Dataset records:
+ + +

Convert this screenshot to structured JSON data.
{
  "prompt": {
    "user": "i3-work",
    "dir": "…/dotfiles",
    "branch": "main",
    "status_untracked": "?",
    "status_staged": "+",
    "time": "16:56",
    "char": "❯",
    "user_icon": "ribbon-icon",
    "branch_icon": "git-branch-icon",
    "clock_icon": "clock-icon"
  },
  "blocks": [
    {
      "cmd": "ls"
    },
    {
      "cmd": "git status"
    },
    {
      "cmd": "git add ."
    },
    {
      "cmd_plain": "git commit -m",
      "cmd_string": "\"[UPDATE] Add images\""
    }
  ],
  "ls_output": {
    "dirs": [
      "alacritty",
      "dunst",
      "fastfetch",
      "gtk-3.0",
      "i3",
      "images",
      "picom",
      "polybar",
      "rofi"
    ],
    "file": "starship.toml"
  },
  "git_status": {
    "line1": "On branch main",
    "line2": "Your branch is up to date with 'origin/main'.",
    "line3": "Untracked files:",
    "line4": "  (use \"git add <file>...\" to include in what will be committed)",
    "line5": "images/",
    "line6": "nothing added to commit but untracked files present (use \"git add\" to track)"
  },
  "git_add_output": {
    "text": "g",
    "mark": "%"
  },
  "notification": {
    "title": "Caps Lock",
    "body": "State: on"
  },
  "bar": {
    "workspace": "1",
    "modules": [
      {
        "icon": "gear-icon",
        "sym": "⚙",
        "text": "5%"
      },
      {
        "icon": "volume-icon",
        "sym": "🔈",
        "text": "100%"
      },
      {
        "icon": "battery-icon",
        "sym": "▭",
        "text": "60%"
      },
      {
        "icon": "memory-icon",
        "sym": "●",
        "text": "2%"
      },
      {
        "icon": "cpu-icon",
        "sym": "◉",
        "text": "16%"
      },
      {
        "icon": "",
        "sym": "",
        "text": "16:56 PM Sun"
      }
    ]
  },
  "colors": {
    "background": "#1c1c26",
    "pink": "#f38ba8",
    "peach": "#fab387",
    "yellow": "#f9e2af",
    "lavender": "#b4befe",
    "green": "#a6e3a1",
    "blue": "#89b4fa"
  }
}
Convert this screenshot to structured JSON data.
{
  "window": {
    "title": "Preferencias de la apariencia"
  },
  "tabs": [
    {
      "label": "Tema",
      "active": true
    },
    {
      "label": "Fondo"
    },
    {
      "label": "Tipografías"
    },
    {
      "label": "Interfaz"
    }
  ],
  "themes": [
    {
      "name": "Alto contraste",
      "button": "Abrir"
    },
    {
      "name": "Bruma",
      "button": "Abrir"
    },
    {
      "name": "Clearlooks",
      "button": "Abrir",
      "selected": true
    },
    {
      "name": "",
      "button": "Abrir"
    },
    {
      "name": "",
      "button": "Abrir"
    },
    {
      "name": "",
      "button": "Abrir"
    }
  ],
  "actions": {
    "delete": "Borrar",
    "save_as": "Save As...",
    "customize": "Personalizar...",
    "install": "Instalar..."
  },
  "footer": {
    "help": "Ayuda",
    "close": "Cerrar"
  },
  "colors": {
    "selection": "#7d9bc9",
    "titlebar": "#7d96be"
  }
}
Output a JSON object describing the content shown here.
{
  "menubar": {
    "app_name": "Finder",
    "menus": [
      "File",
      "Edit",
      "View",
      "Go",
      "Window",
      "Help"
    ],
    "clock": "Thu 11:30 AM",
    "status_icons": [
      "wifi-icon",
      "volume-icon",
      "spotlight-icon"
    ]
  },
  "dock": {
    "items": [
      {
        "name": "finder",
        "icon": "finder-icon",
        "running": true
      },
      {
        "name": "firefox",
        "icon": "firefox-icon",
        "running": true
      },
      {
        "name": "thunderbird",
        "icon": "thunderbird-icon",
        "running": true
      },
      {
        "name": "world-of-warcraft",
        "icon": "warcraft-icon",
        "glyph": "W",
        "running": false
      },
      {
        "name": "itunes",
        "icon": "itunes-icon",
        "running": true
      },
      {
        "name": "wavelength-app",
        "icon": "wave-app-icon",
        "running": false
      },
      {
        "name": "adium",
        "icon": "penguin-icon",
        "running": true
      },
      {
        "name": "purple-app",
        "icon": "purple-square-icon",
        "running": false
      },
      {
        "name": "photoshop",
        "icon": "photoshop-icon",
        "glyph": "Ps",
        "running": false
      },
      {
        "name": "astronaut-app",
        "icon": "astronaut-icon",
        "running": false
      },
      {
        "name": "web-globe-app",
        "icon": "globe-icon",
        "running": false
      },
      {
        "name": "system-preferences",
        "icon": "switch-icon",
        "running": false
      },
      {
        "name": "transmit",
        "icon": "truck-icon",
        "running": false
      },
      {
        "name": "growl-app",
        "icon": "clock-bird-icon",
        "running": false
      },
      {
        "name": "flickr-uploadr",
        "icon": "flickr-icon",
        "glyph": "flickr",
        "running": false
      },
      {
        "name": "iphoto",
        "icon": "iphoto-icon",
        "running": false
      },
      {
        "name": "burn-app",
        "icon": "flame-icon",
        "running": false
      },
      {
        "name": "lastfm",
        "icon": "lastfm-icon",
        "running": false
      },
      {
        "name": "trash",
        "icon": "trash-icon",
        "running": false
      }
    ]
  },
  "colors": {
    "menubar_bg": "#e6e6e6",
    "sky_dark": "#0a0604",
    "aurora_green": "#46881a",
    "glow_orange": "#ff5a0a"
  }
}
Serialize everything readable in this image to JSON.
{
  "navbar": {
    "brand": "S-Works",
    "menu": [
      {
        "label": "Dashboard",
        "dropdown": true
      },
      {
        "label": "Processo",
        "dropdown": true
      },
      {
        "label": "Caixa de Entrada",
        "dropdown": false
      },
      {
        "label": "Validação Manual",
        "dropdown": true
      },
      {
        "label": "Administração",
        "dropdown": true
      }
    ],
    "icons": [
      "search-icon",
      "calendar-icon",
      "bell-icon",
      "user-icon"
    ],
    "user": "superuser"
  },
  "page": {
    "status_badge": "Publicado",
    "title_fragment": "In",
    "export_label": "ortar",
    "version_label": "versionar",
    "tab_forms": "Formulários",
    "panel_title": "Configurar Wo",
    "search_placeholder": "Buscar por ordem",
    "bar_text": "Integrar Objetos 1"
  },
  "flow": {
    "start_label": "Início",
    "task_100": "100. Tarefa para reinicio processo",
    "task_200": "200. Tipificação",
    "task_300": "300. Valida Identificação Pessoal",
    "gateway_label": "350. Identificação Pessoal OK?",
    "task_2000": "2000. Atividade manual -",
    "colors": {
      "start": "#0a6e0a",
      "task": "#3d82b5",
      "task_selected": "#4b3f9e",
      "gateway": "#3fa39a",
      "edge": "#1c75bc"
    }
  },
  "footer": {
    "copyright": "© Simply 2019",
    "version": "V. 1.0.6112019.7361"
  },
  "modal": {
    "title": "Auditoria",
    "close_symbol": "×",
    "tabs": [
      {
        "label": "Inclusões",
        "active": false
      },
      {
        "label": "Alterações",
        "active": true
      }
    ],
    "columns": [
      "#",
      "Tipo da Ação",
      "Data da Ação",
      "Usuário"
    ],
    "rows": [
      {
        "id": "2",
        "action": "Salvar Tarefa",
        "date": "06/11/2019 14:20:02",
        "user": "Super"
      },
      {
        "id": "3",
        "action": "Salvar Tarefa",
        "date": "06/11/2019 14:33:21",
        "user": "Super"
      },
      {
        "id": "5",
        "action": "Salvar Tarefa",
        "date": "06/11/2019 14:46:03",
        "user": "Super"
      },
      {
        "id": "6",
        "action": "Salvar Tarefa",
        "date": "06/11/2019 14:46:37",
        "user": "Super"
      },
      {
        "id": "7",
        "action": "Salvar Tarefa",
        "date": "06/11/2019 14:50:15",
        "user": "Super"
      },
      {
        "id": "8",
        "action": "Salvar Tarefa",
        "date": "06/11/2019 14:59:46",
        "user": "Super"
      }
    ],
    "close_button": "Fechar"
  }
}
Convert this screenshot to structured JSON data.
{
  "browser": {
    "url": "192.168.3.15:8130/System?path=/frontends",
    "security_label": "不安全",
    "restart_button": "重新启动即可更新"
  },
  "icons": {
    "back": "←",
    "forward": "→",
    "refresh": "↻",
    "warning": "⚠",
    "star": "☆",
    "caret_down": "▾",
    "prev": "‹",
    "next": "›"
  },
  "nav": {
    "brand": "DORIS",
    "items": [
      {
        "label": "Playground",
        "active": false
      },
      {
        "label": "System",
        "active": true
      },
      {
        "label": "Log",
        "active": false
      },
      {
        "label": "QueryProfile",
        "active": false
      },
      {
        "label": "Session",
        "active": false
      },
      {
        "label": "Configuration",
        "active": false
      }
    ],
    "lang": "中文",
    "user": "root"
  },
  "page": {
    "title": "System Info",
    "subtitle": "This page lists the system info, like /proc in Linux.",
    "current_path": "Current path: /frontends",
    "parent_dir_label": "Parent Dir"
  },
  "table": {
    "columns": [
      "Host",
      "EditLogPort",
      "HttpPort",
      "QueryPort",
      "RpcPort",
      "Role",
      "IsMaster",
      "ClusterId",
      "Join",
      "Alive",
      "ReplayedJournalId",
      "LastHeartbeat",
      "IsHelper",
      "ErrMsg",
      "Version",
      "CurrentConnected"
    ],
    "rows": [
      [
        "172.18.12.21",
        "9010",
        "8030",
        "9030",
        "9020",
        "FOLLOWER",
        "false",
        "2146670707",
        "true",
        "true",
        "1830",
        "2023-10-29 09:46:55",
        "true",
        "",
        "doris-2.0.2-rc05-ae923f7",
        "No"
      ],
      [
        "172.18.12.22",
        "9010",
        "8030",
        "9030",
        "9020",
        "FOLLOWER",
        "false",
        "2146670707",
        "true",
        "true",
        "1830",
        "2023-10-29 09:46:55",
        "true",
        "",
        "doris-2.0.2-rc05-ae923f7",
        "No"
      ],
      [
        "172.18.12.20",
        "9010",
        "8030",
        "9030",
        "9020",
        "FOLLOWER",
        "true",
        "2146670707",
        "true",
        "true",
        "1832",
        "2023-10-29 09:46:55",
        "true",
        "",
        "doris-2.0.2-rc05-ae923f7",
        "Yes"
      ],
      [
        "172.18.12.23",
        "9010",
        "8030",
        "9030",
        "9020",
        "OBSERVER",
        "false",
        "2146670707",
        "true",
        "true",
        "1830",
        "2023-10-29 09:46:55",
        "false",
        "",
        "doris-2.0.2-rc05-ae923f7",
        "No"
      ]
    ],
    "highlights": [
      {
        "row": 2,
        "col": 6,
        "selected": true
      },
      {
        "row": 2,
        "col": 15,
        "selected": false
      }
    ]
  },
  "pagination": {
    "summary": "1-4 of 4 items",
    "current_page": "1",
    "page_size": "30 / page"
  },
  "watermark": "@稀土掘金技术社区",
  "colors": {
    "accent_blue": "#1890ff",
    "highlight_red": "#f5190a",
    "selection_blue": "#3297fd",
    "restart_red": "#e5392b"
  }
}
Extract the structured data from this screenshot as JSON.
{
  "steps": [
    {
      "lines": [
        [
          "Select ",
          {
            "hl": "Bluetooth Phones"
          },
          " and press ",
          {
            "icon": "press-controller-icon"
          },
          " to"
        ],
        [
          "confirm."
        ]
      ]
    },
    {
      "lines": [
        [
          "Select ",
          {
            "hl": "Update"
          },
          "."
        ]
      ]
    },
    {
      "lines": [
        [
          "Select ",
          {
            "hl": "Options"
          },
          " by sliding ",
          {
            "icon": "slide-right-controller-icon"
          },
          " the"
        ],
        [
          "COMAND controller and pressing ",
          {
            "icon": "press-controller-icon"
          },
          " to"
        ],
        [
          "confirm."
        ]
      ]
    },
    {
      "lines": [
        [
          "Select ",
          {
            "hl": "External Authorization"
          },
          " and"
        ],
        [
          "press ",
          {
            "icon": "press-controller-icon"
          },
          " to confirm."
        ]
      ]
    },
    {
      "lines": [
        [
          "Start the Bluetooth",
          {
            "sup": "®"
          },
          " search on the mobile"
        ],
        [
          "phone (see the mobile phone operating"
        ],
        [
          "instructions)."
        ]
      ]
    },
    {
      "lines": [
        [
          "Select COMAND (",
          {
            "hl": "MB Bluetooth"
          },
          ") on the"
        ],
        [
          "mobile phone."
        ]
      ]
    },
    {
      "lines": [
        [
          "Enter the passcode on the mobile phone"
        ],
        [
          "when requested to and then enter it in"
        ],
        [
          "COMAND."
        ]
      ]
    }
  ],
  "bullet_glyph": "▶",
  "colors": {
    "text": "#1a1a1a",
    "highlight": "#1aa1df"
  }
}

+ + +

Instruction: Go through the data above and find the lines with the word "clock". Copy each of those lines.

Full response:
    "clock_icon": "clock-icon"
    "clock": "Thu 11:30 AM",
        "icon": "clock-bird-icon",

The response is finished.